PROMPT: Go through the entries and say how many lines contain the string "以下简称". The number is the whole answer.

Entries from a dataset:
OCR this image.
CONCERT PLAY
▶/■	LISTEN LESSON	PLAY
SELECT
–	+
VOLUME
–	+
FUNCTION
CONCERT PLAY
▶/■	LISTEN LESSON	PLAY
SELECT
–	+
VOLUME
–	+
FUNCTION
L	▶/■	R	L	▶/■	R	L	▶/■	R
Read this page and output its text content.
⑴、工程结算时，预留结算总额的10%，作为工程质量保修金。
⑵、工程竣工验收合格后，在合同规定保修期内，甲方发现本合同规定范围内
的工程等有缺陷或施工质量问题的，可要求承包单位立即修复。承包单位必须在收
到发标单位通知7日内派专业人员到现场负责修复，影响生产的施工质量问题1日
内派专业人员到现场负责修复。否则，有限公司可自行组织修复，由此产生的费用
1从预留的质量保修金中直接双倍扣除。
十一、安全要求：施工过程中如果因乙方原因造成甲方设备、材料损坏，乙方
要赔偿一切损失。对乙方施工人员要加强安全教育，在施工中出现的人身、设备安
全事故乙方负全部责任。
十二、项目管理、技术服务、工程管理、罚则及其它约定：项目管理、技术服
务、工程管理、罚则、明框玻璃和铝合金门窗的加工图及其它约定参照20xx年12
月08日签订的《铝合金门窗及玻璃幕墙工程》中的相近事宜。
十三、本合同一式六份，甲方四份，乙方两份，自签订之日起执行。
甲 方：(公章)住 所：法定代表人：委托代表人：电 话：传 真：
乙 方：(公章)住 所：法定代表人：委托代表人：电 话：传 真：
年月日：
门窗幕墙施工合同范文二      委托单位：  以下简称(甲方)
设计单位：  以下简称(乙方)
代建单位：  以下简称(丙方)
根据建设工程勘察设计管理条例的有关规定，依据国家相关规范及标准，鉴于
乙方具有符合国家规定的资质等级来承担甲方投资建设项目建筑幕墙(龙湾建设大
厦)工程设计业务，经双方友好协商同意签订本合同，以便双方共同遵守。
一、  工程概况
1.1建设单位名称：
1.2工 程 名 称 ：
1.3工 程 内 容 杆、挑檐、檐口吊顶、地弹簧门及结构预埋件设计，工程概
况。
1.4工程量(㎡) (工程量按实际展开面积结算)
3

RESULT OF THIS EXERCISE: 3